Wherever the string "values" appears in a line, extract that line.

(Records from a collection of figures)
..............................
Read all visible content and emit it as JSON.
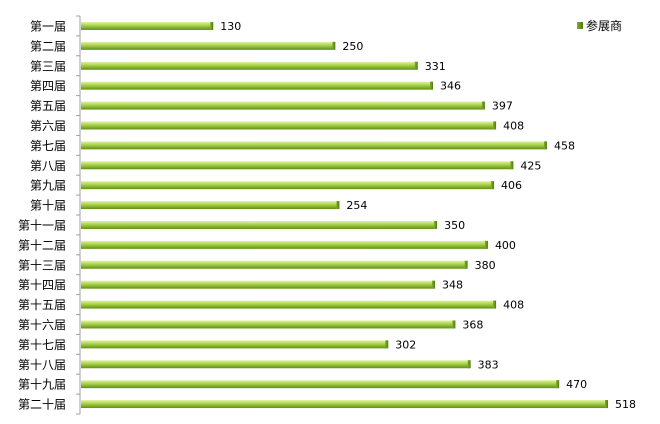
{
  "chart_data": {
    "type": "bar",
    "orientation": "horizontal",
    "title": "",
    "xlabel": "",
    "ylabel": "",
    "categories": [
      "第一届",
      "第二届",
      "第三届",
      "第四届",
      "第五届",
      "第六届",
      "第七届",
      "第八届",
      "第九届",
      "第十届",
      "第十一届",
      "第十二届",
      "第十三届",
      "第十四届",
      "第十五届",
      "第十六届",
      "第十七届",
      "第十八届",
      "第十九届",
      "第二十届"
    ],
    "series": [
      {
        "name": "参展商",
        "values": [
          130,
          250,
          331,
          346,
          397,
          408,
          458,
          425,
          406,
          254,
          350,
          400,
          380,
          348,
          408,
          368,
          302,
          383,
          470,
          518
        ],
        "color": "#9acd32"
      }
    ],
    "xlim": [
      0,
      518
    ],
    "grid": false,
    "legend": {
      "position": "top-right",
      "color": "#7ab82a"
    },
    "data_labels": true
  }
}
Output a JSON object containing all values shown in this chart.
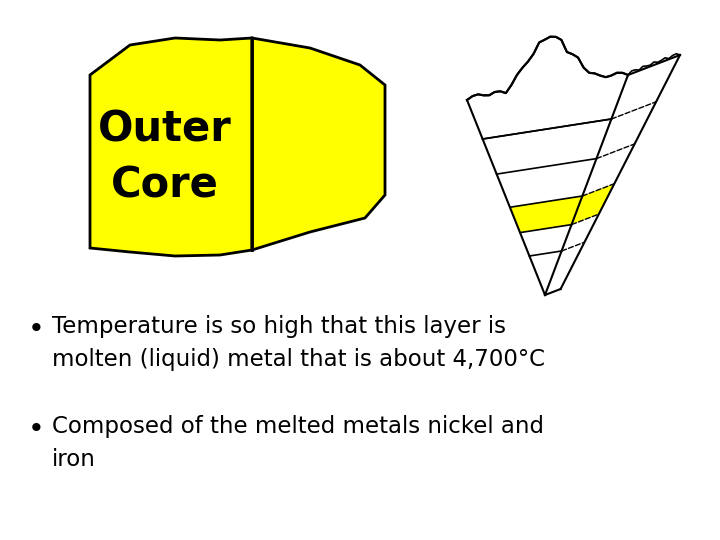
{
  "bg_color": "#ffffff",
  "title_text_line1": "Outer",
  "title_text_line2": "Core",
  "title_color": "#000000",
  "yellow_color": "#ffff00",
  "outline_color": "#000000",
  "bullet1_line1": "Temperature is so high that this layer is",
  "bullet1_line2": "molten (liquid) metal that is about 4,700°C",
  "bullet2_line1": "Composed of the melted metals nickel and",
  "bullet2_line2": "iron",
  "text_color": "#000000",
  "text_fontsize": 16.5
}
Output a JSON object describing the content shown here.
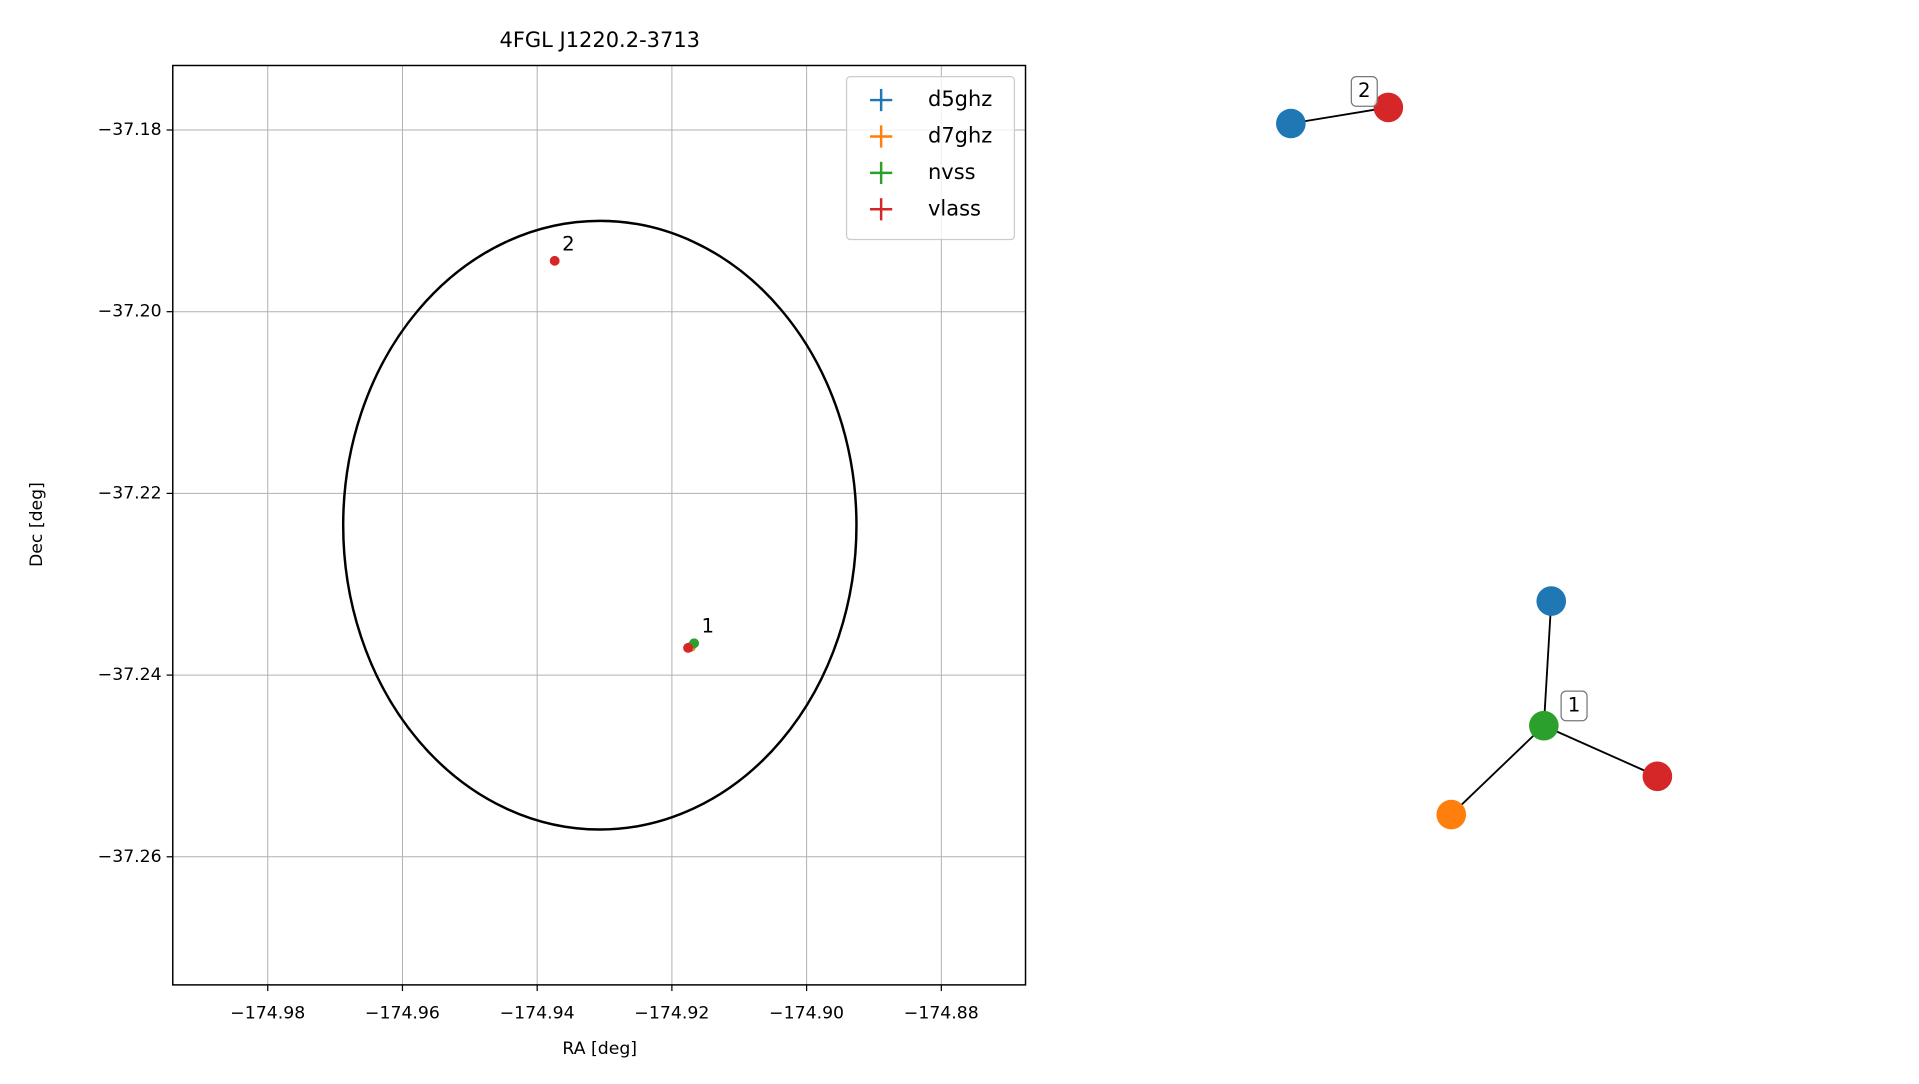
..............................
▶ [WRITTEN REPLY]
        "values": [
Output a JSON object containing all values shown in this chart.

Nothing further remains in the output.